-- Begin Input data --

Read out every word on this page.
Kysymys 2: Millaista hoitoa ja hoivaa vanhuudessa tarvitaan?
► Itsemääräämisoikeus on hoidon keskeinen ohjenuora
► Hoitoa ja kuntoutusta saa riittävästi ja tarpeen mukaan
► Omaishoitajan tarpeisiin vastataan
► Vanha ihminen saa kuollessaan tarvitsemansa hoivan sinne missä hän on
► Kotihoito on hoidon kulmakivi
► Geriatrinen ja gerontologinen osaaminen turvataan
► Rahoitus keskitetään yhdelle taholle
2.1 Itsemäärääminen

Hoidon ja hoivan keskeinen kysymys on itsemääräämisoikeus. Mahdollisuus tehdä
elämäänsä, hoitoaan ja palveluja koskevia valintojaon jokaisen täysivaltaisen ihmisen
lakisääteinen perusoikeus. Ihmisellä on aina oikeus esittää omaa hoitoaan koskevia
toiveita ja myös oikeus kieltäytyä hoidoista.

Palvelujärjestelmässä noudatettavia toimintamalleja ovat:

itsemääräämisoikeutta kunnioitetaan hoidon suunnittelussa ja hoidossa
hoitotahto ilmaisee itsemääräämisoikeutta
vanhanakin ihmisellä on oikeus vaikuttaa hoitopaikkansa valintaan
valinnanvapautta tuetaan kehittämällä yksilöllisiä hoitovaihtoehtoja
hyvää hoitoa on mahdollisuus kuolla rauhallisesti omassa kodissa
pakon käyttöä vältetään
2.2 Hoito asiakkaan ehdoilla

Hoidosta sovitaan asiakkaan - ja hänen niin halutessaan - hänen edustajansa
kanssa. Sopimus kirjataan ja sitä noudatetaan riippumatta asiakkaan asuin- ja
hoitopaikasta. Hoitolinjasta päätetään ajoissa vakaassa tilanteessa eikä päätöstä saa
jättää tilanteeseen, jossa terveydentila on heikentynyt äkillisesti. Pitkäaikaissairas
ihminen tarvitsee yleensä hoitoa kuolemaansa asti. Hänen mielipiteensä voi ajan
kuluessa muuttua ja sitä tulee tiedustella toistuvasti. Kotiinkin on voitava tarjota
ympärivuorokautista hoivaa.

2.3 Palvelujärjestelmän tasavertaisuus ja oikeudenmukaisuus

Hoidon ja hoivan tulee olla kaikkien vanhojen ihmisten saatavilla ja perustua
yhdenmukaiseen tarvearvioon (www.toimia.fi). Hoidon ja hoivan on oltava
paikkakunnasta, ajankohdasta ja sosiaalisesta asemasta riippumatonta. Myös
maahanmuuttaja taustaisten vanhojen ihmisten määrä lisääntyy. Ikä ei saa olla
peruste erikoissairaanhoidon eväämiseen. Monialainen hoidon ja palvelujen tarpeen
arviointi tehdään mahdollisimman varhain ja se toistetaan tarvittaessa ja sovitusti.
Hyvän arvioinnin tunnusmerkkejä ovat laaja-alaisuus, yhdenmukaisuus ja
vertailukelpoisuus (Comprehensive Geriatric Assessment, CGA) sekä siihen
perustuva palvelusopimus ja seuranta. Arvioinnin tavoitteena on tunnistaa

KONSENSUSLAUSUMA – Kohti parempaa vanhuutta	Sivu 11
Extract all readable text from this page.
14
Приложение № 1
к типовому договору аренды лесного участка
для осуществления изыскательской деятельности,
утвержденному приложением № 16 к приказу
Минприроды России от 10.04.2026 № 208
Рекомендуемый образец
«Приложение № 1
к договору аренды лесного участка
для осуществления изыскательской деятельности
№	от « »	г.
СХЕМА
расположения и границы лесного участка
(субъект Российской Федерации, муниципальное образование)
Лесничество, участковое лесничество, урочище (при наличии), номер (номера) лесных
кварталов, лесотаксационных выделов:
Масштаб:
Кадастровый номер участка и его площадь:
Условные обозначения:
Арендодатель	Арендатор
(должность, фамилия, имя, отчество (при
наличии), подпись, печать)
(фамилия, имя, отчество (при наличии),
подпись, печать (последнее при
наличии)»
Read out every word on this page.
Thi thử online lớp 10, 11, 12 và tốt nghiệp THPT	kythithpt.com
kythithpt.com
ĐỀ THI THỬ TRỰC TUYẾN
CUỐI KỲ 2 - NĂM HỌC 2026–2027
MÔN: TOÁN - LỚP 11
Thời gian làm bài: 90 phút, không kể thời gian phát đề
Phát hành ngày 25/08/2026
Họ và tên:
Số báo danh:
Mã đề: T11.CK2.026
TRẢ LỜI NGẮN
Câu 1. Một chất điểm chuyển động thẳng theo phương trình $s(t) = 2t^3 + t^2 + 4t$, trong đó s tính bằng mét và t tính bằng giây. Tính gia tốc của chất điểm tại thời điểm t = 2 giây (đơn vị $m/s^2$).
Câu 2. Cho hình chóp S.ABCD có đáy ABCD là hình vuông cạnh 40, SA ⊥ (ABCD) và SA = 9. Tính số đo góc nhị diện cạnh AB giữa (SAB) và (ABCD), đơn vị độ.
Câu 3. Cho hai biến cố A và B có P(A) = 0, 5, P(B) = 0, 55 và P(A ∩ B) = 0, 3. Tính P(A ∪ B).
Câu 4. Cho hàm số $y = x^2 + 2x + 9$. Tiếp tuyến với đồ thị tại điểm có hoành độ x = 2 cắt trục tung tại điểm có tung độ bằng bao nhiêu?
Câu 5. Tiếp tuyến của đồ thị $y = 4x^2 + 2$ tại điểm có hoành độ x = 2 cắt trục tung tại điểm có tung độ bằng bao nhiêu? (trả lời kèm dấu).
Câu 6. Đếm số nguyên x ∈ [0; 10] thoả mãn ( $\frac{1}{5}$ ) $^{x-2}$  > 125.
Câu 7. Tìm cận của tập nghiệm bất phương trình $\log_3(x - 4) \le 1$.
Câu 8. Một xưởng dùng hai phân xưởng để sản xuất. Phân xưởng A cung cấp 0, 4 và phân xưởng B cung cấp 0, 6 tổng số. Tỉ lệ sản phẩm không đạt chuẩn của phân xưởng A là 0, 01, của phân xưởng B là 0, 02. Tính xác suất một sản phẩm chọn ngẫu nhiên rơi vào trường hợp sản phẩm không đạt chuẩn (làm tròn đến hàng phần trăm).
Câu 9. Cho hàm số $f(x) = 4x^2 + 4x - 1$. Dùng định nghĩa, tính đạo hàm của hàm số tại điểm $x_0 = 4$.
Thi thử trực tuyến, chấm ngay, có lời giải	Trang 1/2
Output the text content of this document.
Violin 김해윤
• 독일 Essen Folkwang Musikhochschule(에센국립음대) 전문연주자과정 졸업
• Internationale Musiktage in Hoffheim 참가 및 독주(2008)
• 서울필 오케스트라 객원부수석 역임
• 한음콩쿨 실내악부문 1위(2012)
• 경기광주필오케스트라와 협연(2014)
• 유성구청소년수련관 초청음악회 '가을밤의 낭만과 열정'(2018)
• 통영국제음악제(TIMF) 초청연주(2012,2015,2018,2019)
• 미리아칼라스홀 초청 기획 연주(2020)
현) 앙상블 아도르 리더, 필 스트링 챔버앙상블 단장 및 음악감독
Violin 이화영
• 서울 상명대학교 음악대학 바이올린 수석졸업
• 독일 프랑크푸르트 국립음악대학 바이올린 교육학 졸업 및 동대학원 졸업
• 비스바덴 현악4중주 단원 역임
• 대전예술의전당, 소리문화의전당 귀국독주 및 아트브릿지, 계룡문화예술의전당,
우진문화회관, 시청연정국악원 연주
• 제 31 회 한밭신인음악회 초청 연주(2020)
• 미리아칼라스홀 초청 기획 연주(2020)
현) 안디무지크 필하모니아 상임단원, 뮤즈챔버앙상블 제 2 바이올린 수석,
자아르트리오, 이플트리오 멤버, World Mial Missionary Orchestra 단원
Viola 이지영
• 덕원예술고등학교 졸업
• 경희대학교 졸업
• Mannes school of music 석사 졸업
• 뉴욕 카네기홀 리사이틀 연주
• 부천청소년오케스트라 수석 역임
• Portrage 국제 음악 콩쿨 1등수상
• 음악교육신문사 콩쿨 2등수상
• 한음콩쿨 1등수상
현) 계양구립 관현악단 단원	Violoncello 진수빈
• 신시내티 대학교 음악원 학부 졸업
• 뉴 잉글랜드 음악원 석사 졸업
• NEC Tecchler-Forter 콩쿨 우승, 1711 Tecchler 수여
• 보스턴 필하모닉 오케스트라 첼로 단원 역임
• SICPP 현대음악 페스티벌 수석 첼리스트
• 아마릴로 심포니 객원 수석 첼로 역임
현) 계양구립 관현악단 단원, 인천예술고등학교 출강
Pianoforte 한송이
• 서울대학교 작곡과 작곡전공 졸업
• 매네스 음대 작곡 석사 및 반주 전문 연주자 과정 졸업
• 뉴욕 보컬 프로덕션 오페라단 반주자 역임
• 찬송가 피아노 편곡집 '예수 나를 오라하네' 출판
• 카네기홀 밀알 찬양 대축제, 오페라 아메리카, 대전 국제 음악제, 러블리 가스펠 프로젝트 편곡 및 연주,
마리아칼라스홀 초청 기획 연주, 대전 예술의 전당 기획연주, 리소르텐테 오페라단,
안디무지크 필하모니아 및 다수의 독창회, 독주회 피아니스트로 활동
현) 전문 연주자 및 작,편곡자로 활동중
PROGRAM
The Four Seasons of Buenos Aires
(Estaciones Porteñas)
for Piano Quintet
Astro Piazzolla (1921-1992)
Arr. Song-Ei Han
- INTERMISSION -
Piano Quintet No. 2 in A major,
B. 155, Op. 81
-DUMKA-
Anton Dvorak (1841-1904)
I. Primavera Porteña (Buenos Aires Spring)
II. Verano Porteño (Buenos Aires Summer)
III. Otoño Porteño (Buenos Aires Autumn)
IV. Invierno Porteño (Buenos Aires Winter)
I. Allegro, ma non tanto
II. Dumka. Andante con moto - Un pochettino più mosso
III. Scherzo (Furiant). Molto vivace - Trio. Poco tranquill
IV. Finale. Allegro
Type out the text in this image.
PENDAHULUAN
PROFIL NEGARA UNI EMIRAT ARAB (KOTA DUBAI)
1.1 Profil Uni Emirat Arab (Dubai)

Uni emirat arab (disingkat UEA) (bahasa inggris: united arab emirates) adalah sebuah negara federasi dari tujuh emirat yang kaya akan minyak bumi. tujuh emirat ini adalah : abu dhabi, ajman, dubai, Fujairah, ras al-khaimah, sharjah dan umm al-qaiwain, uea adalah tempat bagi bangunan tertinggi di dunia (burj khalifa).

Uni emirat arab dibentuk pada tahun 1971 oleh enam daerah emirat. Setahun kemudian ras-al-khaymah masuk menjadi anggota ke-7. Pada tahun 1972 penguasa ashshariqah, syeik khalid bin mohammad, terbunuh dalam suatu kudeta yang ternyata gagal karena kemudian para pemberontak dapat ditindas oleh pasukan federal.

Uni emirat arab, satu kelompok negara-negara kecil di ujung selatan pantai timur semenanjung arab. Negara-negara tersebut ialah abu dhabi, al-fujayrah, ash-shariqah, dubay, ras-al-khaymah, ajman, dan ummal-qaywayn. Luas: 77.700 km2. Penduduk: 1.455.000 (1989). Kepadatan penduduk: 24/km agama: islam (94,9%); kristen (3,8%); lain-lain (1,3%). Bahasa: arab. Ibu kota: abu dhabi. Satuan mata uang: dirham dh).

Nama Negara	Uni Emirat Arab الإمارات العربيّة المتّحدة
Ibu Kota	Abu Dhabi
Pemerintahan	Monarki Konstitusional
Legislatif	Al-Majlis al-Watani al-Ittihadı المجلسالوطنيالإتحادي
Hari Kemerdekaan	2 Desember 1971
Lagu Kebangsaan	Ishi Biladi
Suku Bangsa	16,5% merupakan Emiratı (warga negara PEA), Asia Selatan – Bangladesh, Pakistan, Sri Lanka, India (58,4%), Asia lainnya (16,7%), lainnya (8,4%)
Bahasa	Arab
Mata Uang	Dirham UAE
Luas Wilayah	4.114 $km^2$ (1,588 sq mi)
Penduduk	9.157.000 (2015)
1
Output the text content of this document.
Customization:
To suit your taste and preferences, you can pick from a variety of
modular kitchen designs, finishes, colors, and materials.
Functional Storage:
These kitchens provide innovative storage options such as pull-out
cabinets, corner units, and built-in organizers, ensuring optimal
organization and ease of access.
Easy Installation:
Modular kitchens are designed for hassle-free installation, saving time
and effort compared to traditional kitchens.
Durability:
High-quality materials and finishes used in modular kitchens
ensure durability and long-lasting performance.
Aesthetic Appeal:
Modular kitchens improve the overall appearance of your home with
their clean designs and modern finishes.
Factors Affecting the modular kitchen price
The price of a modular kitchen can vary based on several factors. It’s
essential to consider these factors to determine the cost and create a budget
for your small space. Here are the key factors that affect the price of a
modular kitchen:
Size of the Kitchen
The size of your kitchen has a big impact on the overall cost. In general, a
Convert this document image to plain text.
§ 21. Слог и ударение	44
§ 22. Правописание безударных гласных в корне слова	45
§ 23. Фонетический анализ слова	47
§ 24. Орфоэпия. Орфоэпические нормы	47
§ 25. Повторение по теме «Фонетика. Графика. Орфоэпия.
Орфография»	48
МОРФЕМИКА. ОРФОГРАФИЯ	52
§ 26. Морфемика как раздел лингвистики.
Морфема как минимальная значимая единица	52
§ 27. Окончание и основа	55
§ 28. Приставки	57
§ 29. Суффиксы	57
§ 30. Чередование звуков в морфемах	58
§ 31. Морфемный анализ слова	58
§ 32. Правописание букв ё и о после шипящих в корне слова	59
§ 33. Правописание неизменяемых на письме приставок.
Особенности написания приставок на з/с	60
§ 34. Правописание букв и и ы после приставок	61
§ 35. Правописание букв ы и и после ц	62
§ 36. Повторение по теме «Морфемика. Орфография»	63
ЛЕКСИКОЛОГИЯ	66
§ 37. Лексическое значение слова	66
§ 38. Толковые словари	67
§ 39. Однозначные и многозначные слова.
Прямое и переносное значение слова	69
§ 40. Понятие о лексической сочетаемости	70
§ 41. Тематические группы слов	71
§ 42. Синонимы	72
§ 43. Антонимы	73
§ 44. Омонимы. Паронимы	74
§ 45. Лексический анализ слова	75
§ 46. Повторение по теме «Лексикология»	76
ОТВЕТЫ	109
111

-- End Input data --

▶ What this task involves: List every line from the entries above in which "điểm" appears.

▶ Exercise output:
Câu 1. Một chất điểm chuyển động thẳng theo phương trình $s(t) = 2t^3 + t^2 + 4t$, trong đó s tính bằng mét và t tính bằng giây. Tính gia tốc của chất điểm tại thời điểm t = 2 giây (đơn vị $m/s^2$).
Câu 4. Cho hàm số $y = x^2 + 2x + 9$. Tiếp tuyến với đồ thị tại điểm có hoành độ x = 2 cắt trục tung tại điểm có tung độ bằng bao nhiêu?
Câu 5. Tiếp tuyến của đồ thị $y = 4x^2 + 2$ tại điểm có hoành độ x = 2 cắt trục tung tại điểm có tung độ bằng bao nhiêu? (trả lời kèm dấu).
Câu 9. Cho hàm số $f(x) = 4x^2 + 4x - 1$. Dùng định nghĩa, tính đạo hàm của hàm số tại điểm $x_0 = 4$.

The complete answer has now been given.